══ Dataset extract

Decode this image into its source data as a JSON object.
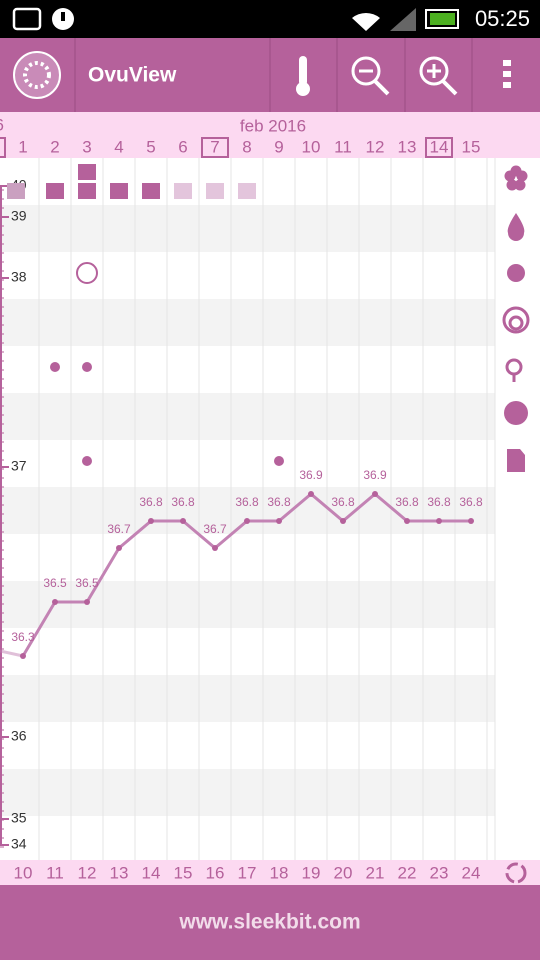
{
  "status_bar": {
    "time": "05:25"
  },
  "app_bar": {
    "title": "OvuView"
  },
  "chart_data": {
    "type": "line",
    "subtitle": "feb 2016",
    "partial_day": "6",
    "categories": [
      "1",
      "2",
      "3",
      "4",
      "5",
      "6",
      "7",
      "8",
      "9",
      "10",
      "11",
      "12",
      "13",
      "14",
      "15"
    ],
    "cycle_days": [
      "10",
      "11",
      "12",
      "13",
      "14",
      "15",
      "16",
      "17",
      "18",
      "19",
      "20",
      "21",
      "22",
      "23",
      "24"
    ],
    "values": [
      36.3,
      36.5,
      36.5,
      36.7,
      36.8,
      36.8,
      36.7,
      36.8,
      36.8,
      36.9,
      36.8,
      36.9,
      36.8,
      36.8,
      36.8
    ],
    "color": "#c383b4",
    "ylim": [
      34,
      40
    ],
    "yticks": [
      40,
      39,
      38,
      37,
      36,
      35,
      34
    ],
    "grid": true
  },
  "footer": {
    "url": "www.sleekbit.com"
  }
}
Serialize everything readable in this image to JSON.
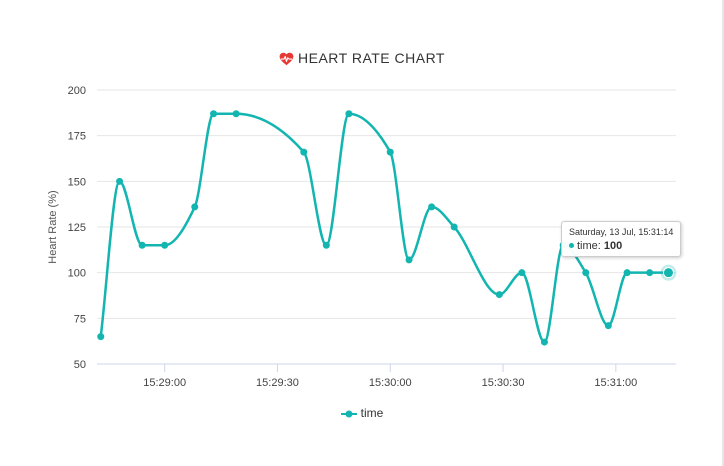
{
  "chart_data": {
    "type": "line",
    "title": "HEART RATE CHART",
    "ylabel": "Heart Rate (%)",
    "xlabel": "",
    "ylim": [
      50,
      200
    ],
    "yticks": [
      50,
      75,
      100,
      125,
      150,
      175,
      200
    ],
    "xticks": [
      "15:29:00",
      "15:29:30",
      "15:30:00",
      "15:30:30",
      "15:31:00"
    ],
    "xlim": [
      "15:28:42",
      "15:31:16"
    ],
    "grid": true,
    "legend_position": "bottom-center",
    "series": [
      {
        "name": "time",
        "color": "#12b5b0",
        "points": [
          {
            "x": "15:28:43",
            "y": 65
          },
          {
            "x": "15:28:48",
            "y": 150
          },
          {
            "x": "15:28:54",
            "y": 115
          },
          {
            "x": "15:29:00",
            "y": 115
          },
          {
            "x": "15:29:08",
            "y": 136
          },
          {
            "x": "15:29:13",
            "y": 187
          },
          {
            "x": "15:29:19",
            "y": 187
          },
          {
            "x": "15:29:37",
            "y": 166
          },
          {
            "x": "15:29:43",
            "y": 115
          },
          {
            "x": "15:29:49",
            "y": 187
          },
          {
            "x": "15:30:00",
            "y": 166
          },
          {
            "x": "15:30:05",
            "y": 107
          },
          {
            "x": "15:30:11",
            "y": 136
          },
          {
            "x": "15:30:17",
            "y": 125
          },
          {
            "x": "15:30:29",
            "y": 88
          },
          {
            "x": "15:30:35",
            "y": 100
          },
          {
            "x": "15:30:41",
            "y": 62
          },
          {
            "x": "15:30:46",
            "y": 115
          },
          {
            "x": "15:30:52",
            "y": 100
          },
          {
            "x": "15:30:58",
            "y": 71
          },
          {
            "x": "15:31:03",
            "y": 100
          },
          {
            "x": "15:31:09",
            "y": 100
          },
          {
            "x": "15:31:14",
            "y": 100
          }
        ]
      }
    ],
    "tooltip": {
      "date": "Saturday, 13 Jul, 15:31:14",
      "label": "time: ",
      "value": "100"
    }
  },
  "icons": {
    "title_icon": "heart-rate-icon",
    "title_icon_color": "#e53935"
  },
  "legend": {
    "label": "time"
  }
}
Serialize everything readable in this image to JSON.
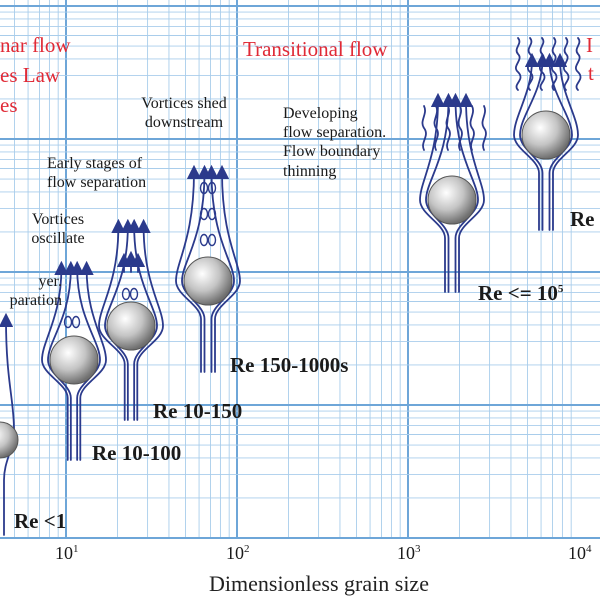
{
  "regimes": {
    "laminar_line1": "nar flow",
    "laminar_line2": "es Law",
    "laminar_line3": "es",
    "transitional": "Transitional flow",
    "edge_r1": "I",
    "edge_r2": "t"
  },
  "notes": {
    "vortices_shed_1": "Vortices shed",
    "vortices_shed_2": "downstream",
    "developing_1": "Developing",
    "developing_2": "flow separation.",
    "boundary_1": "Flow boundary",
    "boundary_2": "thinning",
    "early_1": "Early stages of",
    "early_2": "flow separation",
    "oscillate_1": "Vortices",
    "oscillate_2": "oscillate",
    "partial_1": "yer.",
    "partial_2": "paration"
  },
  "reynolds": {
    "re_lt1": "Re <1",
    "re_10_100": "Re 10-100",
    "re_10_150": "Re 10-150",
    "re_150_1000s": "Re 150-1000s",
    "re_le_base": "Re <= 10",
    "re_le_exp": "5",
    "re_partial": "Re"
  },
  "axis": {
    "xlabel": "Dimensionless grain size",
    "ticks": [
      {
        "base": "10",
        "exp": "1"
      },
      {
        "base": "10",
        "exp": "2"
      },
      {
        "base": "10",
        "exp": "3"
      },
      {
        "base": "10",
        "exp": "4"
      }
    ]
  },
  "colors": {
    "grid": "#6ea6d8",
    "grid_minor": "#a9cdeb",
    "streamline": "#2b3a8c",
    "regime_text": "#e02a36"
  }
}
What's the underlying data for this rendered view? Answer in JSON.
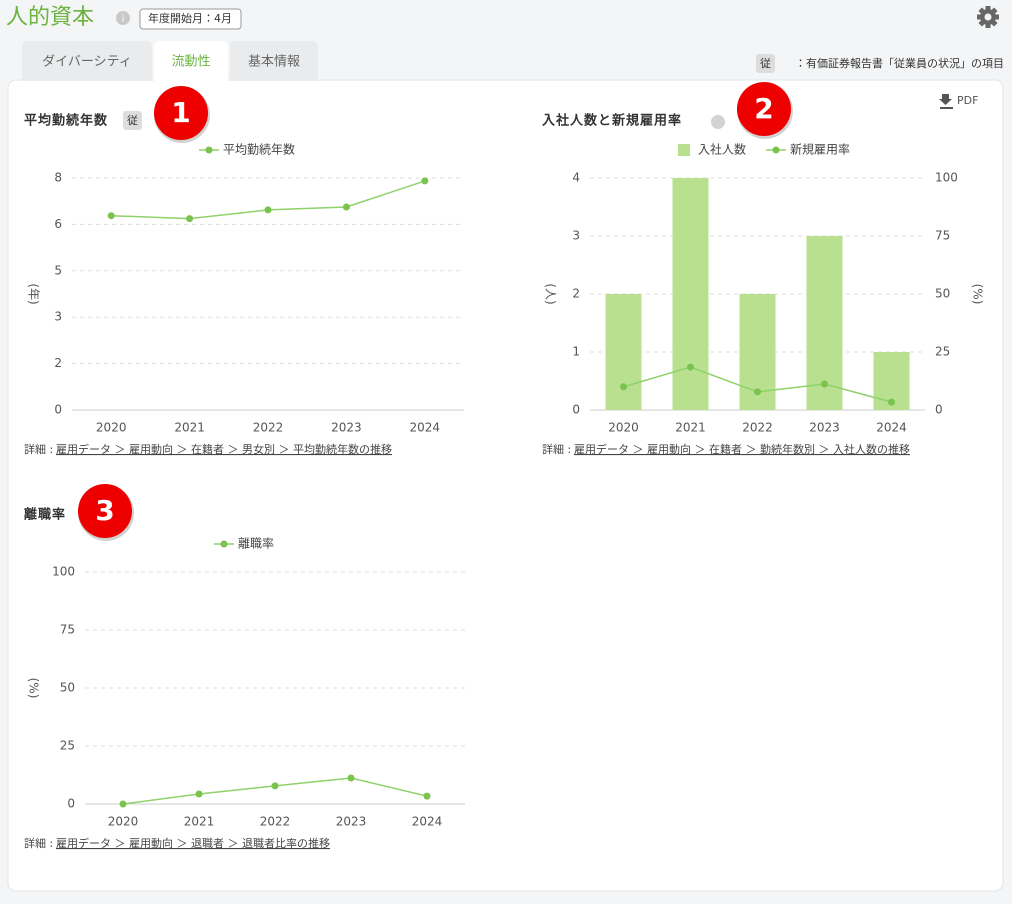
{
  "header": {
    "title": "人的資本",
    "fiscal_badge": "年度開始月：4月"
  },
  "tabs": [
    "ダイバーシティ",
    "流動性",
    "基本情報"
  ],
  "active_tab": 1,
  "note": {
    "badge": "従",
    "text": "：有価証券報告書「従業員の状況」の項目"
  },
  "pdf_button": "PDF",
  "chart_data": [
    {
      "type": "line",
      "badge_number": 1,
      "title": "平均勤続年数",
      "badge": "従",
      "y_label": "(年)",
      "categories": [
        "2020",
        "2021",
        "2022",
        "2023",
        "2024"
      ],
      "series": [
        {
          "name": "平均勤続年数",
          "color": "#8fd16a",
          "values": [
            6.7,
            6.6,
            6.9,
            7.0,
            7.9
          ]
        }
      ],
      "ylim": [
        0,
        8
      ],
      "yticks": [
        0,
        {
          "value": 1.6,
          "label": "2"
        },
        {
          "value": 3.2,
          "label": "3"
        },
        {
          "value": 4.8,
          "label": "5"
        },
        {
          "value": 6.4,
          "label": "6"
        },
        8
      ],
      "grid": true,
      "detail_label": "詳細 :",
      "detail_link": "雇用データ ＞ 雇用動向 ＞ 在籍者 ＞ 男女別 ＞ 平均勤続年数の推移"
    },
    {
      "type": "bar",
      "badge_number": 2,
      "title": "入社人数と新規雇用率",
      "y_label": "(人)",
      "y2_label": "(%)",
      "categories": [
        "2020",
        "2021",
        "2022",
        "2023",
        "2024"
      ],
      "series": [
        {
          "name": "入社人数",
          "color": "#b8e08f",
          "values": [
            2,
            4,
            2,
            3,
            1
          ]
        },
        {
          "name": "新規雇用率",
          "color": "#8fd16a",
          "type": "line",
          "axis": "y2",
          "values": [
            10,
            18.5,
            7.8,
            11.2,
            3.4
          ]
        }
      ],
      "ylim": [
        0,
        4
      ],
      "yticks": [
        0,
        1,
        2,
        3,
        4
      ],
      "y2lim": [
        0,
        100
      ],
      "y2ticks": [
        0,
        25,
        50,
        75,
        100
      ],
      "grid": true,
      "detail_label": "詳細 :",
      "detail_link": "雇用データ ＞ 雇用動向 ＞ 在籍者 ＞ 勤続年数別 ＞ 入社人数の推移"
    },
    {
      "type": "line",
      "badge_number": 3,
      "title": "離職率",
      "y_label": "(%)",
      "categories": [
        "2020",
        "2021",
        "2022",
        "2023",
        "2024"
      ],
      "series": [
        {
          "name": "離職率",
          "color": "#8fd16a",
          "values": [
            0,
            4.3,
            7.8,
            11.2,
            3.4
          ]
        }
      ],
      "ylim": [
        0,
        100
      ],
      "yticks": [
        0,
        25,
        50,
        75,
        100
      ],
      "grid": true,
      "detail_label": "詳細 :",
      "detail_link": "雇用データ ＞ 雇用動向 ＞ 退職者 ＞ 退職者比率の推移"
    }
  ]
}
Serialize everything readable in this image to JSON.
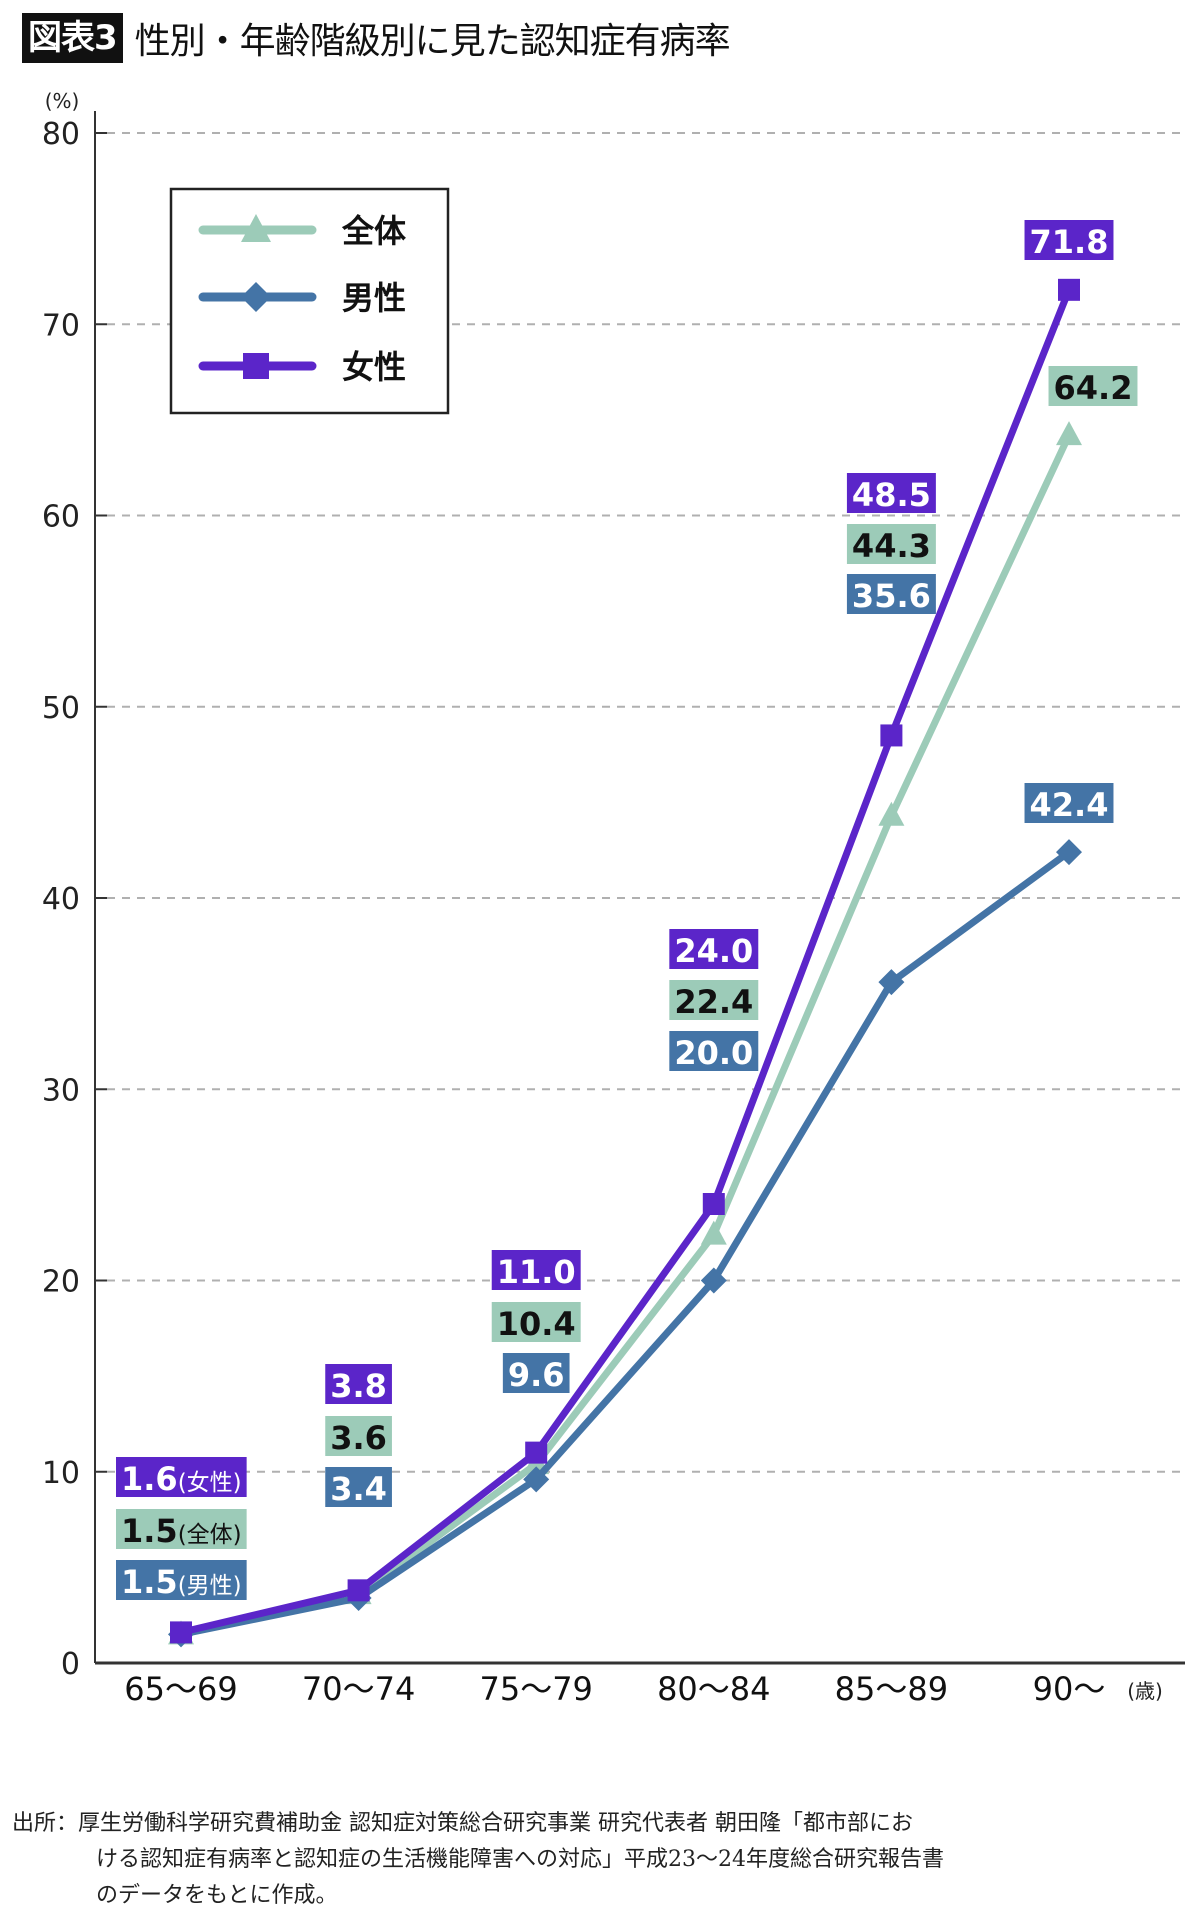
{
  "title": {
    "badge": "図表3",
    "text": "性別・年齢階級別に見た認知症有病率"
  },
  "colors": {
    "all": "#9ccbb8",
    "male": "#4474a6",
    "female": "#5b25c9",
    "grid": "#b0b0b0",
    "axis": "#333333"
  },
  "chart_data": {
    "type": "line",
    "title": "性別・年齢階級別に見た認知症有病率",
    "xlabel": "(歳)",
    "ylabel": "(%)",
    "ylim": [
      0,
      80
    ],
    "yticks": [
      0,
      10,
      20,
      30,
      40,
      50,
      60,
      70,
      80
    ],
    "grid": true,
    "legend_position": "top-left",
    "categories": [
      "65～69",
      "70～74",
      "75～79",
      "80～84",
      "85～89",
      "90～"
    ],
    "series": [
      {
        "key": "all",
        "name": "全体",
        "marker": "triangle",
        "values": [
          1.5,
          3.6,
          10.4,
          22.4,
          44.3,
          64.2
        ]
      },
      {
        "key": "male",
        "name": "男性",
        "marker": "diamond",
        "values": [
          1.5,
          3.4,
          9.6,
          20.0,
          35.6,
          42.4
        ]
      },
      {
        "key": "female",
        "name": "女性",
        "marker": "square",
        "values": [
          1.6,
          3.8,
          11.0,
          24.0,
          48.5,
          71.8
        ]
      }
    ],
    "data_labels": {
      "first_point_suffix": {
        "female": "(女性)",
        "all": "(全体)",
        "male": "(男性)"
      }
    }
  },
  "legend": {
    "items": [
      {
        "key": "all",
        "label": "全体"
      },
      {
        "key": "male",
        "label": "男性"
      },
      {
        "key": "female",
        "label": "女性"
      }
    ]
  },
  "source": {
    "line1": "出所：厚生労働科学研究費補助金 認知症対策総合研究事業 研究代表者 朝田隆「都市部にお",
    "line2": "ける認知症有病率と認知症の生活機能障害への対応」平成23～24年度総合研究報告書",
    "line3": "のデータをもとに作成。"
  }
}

════

▶ _Instructions for the task_
Your task is to gather all lines from the entries above that hold the word "name".

▶ _Solution to this problem_
        "name": "time",
          "name": "平均勤続年数",
          "name": "入社人数",
          "name": "新規雇用率",
          "name": "離職率",
        "name": "全体",
        "name": "男性",
        "name": "女性",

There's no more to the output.